▶ _Exercise aim_
Rewrite the rows starting at the line that contains "fuel-dropdown-icon[interactable] xyxy=(64,191,78,207)" and ending after the line that contains "shape-select[interactable]: 2tトラック xyxy=(306,107,414,126)", with "row-description" replaced by "row-note" and everything else left the same.
=== Material for the task ===
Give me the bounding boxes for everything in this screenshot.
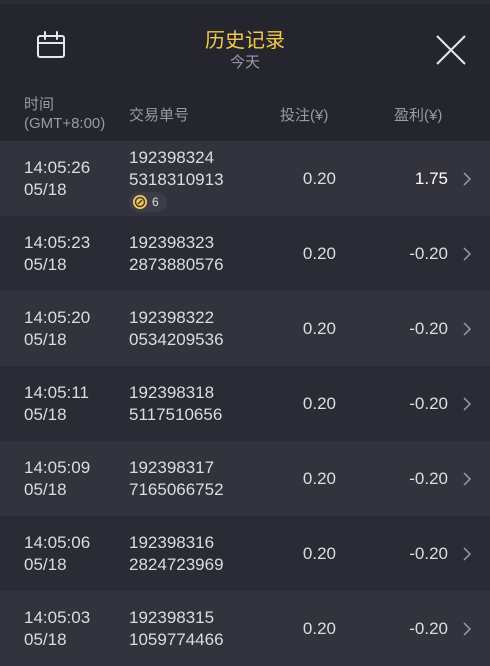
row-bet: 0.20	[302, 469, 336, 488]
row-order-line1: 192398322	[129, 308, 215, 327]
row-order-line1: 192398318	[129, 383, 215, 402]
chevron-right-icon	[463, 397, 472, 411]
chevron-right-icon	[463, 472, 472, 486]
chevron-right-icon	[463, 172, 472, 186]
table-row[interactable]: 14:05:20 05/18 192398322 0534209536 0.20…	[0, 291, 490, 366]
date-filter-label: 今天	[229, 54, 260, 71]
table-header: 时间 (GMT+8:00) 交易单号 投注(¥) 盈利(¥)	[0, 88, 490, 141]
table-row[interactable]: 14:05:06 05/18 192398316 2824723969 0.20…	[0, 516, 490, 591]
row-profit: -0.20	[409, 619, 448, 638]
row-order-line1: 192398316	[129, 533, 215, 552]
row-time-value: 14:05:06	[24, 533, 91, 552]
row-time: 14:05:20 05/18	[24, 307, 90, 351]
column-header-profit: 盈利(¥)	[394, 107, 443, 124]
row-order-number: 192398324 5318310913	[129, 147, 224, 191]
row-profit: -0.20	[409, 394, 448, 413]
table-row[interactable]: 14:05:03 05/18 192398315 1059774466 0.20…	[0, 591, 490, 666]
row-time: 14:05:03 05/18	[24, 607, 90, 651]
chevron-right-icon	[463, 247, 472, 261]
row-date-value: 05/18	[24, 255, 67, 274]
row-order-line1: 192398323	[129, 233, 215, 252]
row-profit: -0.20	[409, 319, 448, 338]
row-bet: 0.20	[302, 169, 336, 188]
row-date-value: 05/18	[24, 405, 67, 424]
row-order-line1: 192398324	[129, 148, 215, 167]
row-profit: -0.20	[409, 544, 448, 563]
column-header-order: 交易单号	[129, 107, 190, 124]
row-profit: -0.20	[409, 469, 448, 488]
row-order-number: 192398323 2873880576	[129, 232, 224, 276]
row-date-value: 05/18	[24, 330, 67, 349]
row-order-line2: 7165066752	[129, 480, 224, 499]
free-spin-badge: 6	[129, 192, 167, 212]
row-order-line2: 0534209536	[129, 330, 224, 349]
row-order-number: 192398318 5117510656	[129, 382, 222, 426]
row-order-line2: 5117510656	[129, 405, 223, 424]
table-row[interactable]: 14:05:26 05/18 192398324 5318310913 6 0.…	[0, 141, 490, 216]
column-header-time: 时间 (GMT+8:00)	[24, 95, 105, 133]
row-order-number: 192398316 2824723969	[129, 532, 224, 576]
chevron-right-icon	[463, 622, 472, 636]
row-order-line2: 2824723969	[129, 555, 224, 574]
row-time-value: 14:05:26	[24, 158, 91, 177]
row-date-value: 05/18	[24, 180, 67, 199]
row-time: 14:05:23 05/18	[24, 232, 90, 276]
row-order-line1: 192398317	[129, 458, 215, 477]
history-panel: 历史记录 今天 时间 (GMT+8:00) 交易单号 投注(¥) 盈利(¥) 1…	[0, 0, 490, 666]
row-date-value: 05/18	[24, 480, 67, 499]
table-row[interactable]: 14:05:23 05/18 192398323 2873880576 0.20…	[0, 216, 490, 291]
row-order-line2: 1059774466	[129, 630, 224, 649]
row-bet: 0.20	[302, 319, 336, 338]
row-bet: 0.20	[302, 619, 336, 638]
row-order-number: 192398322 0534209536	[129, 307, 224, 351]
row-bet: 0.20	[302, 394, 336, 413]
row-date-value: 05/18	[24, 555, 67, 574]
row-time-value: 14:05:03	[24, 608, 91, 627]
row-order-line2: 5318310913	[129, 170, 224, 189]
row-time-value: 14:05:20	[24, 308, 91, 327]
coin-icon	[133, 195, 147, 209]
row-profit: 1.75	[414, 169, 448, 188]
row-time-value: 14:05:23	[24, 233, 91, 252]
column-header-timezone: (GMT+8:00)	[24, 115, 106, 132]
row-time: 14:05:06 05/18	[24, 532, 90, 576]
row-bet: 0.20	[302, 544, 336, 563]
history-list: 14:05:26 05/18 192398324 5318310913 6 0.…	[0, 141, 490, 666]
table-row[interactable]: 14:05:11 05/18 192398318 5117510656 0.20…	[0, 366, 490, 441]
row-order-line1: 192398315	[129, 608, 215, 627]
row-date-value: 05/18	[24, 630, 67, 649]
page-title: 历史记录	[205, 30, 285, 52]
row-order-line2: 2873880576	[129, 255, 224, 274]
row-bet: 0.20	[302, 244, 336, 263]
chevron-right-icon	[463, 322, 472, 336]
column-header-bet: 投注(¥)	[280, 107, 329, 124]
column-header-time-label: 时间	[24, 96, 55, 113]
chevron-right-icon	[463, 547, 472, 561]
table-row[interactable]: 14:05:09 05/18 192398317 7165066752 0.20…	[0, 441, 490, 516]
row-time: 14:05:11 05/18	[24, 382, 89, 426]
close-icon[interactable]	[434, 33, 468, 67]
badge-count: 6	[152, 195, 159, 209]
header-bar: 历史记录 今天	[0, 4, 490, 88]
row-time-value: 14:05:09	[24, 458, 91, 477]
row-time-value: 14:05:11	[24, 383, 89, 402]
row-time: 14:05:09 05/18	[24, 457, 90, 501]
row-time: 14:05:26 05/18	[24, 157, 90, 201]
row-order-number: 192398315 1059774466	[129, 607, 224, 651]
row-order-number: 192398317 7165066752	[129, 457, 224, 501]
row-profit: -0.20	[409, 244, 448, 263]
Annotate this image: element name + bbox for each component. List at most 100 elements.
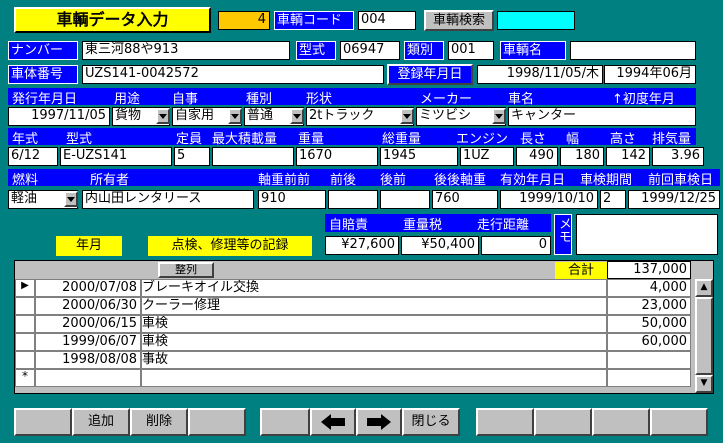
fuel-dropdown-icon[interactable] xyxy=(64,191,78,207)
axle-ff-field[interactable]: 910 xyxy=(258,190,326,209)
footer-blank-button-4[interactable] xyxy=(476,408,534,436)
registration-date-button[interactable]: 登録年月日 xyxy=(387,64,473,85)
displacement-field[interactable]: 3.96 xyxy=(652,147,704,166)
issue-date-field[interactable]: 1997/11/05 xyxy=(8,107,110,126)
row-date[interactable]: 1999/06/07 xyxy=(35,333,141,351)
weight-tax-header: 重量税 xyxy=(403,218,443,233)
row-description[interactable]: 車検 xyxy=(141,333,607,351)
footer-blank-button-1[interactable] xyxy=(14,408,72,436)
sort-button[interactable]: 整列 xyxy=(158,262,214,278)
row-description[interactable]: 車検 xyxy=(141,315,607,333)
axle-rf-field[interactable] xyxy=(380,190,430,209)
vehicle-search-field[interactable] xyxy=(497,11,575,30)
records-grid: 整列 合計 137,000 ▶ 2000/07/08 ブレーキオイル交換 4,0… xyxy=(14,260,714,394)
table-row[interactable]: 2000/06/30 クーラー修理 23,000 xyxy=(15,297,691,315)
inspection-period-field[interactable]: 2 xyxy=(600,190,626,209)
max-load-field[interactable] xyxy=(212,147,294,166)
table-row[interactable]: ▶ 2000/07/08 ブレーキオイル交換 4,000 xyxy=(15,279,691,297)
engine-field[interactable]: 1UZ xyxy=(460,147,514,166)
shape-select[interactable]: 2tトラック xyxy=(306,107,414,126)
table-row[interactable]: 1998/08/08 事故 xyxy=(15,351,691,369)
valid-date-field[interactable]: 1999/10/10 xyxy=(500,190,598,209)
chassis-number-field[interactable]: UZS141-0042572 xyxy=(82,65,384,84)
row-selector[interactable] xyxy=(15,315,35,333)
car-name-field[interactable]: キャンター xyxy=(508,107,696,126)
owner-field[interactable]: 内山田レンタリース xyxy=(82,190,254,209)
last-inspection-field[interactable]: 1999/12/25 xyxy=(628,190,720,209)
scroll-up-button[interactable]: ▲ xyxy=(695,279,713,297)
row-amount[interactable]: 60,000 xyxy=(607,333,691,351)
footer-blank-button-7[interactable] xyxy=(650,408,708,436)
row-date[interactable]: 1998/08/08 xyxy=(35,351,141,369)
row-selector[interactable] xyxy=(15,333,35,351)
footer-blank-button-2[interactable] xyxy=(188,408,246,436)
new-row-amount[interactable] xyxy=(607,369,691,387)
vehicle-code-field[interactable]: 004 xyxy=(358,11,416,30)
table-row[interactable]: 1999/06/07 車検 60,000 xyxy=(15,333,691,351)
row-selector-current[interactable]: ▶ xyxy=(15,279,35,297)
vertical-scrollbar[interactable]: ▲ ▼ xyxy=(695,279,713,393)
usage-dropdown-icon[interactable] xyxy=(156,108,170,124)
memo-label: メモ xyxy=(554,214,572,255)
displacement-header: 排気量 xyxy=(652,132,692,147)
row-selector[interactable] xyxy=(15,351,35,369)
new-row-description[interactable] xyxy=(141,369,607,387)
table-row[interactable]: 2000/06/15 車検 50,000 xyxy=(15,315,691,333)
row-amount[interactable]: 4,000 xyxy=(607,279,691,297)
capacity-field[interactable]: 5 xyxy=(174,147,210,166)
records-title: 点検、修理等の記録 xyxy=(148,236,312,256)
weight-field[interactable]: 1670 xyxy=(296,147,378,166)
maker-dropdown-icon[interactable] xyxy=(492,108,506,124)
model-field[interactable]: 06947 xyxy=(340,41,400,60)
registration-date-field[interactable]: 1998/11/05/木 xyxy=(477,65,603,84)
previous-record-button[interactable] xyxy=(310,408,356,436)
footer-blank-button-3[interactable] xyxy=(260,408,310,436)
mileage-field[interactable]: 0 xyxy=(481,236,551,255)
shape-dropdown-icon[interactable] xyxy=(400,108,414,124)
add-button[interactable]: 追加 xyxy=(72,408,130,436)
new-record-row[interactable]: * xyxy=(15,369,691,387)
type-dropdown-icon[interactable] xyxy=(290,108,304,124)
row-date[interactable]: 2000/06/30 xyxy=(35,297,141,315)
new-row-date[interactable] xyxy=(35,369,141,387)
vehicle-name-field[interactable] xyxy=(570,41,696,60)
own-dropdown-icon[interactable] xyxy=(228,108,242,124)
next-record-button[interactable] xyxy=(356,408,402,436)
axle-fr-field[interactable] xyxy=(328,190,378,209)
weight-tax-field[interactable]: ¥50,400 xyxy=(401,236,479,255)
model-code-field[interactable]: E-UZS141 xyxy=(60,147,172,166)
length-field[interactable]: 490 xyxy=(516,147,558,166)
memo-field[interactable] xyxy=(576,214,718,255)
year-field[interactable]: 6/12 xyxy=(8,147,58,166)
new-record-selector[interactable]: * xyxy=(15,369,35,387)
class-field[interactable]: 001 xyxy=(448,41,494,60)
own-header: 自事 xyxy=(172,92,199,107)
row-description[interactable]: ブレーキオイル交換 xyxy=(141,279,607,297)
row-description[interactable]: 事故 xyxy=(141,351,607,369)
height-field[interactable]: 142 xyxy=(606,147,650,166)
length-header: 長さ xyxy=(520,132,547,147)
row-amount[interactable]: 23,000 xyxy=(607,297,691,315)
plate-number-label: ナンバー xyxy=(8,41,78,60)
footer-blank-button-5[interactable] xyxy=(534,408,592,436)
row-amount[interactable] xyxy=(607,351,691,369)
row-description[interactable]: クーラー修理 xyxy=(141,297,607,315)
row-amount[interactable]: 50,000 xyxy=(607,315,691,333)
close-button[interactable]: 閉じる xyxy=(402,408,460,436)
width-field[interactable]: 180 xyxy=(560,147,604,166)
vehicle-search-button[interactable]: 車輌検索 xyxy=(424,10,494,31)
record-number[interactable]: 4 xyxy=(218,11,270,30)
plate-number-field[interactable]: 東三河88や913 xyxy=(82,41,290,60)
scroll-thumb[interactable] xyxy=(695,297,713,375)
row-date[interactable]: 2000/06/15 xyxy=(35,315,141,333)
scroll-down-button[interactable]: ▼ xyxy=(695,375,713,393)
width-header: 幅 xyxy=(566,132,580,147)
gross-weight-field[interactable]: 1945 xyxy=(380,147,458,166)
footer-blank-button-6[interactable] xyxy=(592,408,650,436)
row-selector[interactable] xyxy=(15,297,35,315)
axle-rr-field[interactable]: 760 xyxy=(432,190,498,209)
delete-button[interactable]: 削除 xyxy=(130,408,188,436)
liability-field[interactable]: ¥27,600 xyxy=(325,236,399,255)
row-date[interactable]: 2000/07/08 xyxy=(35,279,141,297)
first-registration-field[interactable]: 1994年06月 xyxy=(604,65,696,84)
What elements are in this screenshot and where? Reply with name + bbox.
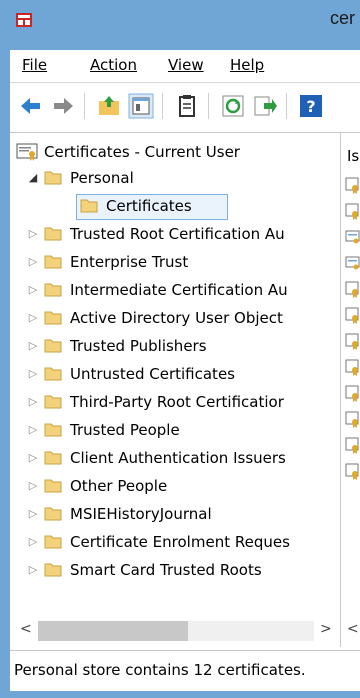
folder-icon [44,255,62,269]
===
▶ _Full output_
fuel-dropdown-icon[interactable] xyxy=(64,191,78,207)
axle-ff-field[interactable]: 910 xyxy=(258,190,326,209)
footer-blank-button-4[interactable] xyxy=(476,408,534,436)
registration-date-button[interactable]: 登録年月日 xyxy=(387,64,473,85)
displacement-field[interactable]: 3.96 xyxy=(652,147,704,166)
issue-date-field[interactable]: 1997/11/05 xyxy=(8,107,110,126)
row-date[interactable]: 1999/06/07 xyxy=(35,333,141,351)
weight-tax-header: 重量税 xyxy=(403,218,443,233)
row-note[interactable]: 車検 xyxy=(141,333,607,351)
footer-blank-button-1[interactable] xyxy=(14,408,72,436)
sort-button[interactable]: 整列 xyxy=(158,262,214,278)
row-note[interactable]: 車検 xyxy=(141,315,607,333)
axle-rf-field[interactable] xyxy=(380,190,430,209)
vehicle-search-field[interactable] xyxy=(497,11,575,30)
records-grid: 整列 合計 137,000 ▶ 2000/07/08 ブレーキオイル交換 4,0… xyxy=(14,260,714,394)
table-row[interactable]: 2000/06/30 クーラー修理 23,000 xyxy=(15,297,691,315)
inspection-period-field[interactable]: 2 xyxy=(600,190,626,209)
max-load-field[interactable] xyxy=(212,147,294,166)
table-row[interactable]: ▶ 2000/07/08 ブレーキオイル交換 4,000 xyxy=(15,279,691,297)
engine-field[interactable]: 1UZ xyxy=(460,147,514,166)
shape-select[interactable]: 2tトラック xyxy=(306,107,414,126)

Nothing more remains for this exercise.